TASKS TO COMPLETE:
(a) Answer these questions from the forum thread below on merging dataframe columns in R, one answer per line:
(i) What value filled every row of the consolidated column when the asker ran the loop?
(ii) Which dplyr function does the reply recommend using after replacing 0 with NA?
(iii) According to the reply, what does that function find?
(b) Pick up the forum thread below on merging dataframe columns in R and continue it after its final line.

GIVEN TEXT:
__________

Merging multiple columns in a dataframe based on condition in R - r

I am very new to R, and I want to do the following:
I have a data frame that consists of ID, Col1, Col2, Col3 columns.
df <- read.table(header = TRUE, stringsAsFactors = FALSE, text="
ID Col1 Col2 Col3
1 0 'Less than once a month' 0
2 Never 0 0
3 0 0 'Once a month'
")
I want to merge those 3 columns into one, where if there is "Never" and 0 in the other columns the value is "Never", if there is "Once a month" and the rest are 0, then "Once a month" and so on. All columns are mutually exclusive meaning there cannot be "Never" and "Once a month" in the same raw.
//I tried to apply this loop:
for (val in df) {
if(df$Col1 == "Never" && df$Col2 == "0")
{
df$consolidated <- "Never"
} else (df$`Col1 == "0" && df$Col2 == "Less than once a month")
{
how_oft_purch_gr_pers$consolidated <- "Less than once a month"
}
}
I wanted to figure first for two columns only, but it didn't work, as all raws in the consolidated column are filled with "Less than once a month".
I want it to be like this:
ID Col1 Col2 Col3 Consolidated
1 0 Less than once a month 0 Less than once a month
2 Never 0 0 Never
3 0 0 Once a month Once a month
Any hint on what am I doing wrong?
Thank you in advance

You can think of using dplyr::coalesce after replacing 0 with NA. The coalesce() finds the first non-missing value (in a row in this case) and creates a new column. The solution can be as:
library(dplyr)
df %>% mutate_at(vars(starts_with("Col")), funs(na_if(.,"0"))) %>%
mutate(Consolidated = coalesce(Col1,Col2,Col3)) %>%
select(ID, Consolidated)
# OR in concise way once can simply write as
bind_cols(df[1], Consolidated = coalesce(!!!na_if(df[-1],"0")))
# ID Consolidated
# 1 1 Less than once a month
# 2 2 Never
# 3 3 Once a month
Data:
df <- read.table(text =
"ID Col1 Col2 Col3
1 0 'Less than once a month' 0
2 Never 0 0
3 0 0 'Once a month'",
stringsAsFactors = FALSE, header = TRUE)

__________

DATA LISTING:
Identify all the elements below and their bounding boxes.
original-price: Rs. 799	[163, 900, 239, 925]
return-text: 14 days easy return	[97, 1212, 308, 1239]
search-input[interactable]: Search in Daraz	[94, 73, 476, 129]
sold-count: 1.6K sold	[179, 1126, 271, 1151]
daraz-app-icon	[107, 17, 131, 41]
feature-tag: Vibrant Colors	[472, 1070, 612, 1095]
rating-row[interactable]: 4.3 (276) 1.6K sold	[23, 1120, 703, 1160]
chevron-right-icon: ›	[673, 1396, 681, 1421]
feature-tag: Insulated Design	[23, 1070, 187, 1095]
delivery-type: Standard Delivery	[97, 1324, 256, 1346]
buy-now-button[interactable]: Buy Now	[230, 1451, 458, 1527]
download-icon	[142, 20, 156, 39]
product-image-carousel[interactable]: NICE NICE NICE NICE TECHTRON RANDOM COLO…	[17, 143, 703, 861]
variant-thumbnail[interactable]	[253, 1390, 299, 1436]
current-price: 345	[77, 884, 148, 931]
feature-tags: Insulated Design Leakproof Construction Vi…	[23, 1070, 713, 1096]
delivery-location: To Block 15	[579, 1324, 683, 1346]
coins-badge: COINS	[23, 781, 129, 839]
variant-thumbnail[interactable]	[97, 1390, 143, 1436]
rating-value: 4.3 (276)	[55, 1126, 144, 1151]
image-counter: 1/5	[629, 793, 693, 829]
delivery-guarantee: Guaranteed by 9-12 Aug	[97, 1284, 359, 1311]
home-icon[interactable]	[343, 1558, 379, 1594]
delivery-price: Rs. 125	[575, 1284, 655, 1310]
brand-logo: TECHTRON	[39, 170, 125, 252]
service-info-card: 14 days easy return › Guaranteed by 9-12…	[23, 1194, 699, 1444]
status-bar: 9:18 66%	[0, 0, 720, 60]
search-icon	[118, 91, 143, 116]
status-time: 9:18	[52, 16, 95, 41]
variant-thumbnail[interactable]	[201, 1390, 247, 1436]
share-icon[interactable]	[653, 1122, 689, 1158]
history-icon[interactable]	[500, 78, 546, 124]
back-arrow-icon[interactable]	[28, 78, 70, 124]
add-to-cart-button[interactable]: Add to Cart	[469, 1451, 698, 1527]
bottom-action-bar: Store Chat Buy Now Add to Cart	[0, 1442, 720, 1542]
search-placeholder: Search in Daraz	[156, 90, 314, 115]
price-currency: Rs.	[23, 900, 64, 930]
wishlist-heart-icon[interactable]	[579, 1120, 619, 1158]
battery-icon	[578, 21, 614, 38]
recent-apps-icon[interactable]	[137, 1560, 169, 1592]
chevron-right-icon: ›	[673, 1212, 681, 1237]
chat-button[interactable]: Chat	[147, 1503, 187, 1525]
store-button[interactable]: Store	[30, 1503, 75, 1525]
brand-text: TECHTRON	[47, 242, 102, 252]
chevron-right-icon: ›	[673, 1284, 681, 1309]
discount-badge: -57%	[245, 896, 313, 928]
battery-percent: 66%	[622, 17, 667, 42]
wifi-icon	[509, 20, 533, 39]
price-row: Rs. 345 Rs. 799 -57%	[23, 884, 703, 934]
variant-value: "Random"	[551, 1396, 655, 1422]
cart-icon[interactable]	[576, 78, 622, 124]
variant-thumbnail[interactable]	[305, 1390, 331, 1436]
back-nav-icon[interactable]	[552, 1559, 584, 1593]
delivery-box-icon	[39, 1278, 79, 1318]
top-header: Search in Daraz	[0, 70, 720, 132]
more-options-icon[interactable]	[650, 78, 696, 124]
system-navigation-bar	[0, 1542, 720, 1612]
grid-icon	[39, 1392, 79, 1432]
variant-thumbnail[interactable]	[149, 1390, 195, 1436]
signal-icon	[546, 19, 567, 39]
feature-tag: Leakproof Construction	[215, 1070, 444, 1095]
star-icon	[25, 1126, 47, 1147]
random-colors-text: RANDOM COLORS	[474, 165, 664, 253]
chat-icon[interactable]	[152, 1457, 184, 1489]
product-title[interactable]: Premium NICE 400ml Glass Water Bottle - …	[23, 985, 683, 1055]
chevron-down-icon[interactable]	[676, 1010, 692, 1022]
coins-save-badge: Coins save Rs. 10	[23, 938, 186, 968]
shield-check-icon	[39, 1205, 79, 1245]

__________

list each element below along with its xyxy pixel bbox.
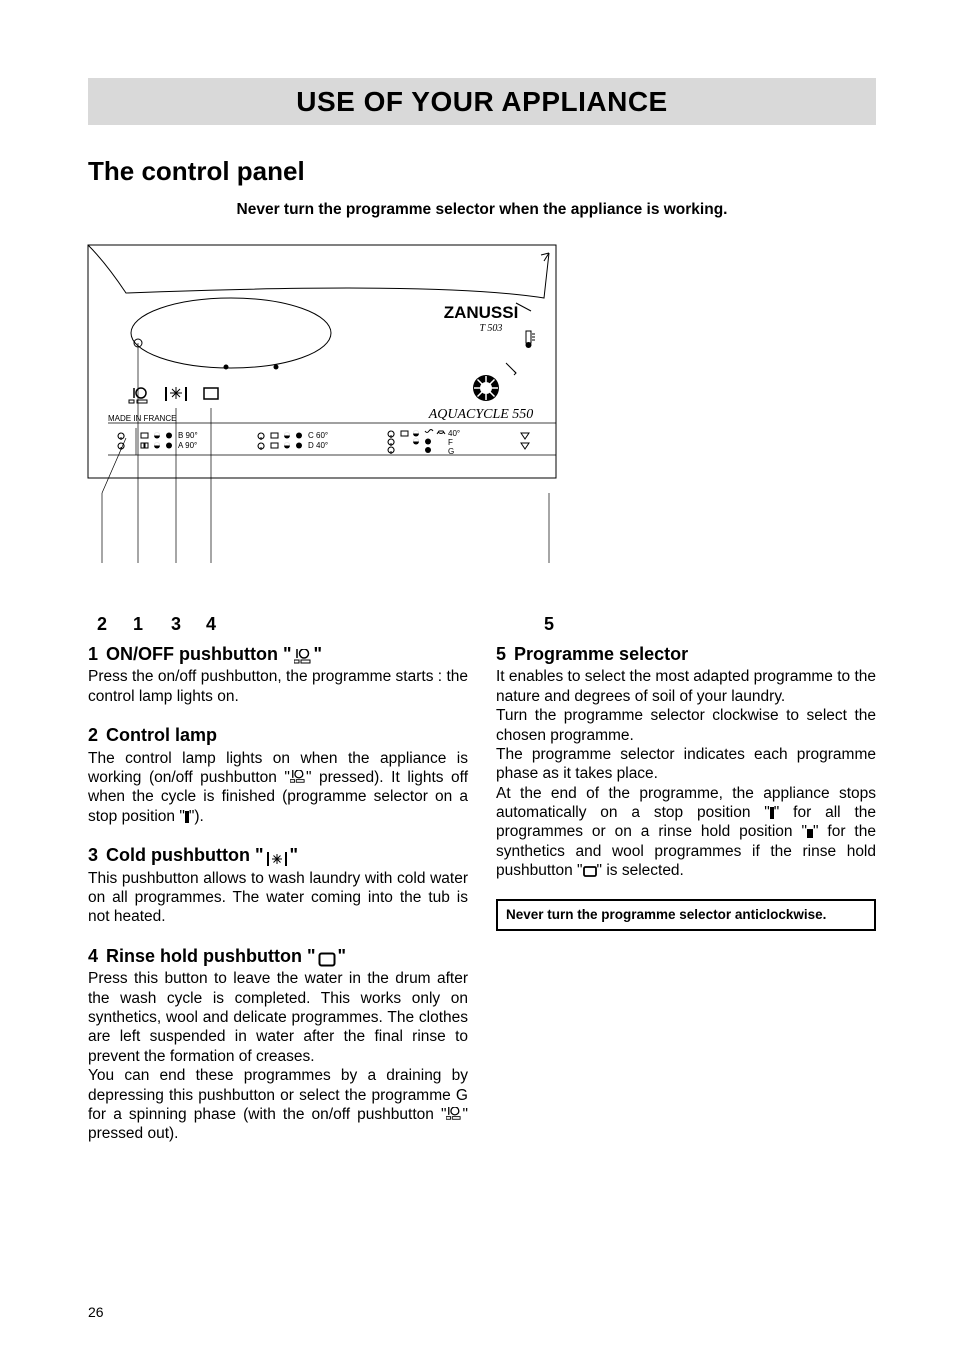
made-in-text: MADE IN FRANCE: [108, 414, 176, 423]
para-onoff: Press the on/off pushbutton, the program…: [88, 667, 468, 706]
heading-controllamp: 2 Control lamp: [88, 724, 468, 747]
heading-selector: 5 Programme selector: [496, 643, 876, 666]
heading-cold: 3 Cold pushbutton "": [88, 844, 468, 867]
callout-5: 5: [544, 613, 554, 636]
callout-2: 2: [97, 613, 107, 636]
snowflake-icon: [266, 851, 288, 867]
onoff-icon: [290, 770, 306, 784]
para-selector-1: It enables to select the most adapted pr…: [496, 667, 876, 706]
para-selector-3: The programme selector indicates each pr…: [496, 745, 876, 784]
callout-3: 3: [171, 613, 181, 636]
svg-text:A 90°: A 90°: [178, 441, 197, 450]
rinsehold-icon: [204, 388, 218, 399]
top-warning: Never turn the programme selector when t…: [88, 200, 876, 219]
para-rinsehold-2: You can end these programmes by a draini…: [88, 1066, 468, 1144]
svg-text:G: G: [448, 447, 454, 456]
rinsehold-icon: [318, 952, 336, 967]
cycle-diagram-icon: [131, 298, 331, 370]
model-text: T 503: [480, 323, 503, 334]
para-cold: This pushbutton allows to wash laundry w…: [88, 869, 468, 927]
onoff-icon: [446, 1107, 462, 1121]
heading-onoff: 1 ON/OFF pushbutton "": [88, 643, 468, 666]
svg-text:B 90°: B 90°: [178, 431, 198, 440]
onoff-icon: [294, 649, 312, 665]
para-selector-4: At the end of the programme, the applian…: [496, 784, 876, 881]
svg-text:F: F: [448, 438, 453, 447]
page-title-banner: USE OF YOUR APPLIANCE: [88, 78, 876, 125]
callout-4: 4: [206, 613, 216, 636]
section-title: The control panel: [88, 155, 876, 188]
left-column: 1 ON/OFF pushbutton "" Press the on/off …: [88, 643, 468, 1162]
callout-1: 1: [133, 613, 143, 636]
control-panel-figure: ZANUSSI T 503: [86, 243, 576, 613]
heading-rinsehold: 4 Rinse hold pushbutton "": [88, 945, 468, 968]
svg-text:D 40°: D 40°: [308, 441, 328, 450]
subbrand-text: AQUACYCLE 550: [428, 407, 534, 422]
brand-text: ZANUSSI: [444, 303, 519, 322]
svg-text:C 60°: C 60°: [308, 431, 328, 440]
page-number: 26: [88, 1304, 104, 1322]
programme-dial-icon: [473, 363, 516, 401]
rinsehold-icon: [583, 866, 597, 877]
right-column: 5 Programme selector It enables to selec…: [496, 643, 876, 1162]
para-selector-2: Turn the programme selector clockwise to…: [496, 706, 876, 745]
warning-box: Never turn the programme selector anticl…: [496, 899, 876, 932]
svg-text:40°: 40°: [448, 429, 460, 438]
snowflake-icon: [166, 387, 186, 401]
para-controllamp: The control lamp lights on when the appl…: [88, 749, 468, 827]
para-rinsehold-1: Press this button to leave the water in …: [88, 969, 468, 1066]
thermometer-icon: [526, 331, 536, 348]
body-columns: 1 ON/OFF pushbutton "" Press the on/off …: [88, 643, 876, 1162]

__________

ANSWERS FOR THE EXERCISE:
(a)
(i) "Less than once a month"
(ii) coalesce (dplyr::coalesce)
(iii) The first non-missing value in a row

(b)
Even though #MKR has written a good answer, I want to point out a few errors in your code which might be the reason why it does not work
for (val in df) {
You problably want to loop over all rows of df. However, in fact you are looping over columns of your data frame. The reason is that a data frame is a list of vectors (your columns) which all must have the same length. With your code you iterate over the elements of df, which is the columns. See Q&A For each row in data.frame
if(df$Col1 == "Never" && df$Col2 == "0"){
Note that when using the double && instead of &, R is looking only at the first element of the vector you give it. See for example Q&A Boolean Operators && and ||
df$consolidated <- "Never"
Here, you set the whole column consolidated of df to "Never", because you do not use the iteration var from above (even if it would stand for one df row which it does not, like you wrote it).
} else (df$`Col1 == "0" && df$Col2 == "Less than once a month"){
You need to use else if(...), not else (...). Like you wrote it, R will think the statement in (....) should be executed if the if(...) above is not true and the statement in {...} after the if would be regarded by R as having nothing to do with the if... else... construct, because it already executed (...). So it will execute the {...} block always, regardless of what is the outcome of the above if(...).
Is df$`Col1 a typo? The backtick ` should only occur in pairs and can be used around variables (also column names)
df$consolidated <- "Less than once a month"
Here you again set a whole column to one value, like explained above.
}
}

This is a possiblity using base R
Start your result column. Initialize it with only "0".
df$coalesced <- "0"
Loop over some columns of df (Col1--Col3). Use drop = FALSE in case you might only use one column, because R would output a vector in that case and for would loop over the elements of that vector and not over the single column in that case.
for( column in d[, c("Col1","Col2","Col3"), drop = FALSE]){
This checks each of coalesced if it is already filled, and if not (if it is "0" it fill it with the current column (which may also be "0")
df$coalesced <- ifelse(df$coalesced == "0", column, df$coalesced)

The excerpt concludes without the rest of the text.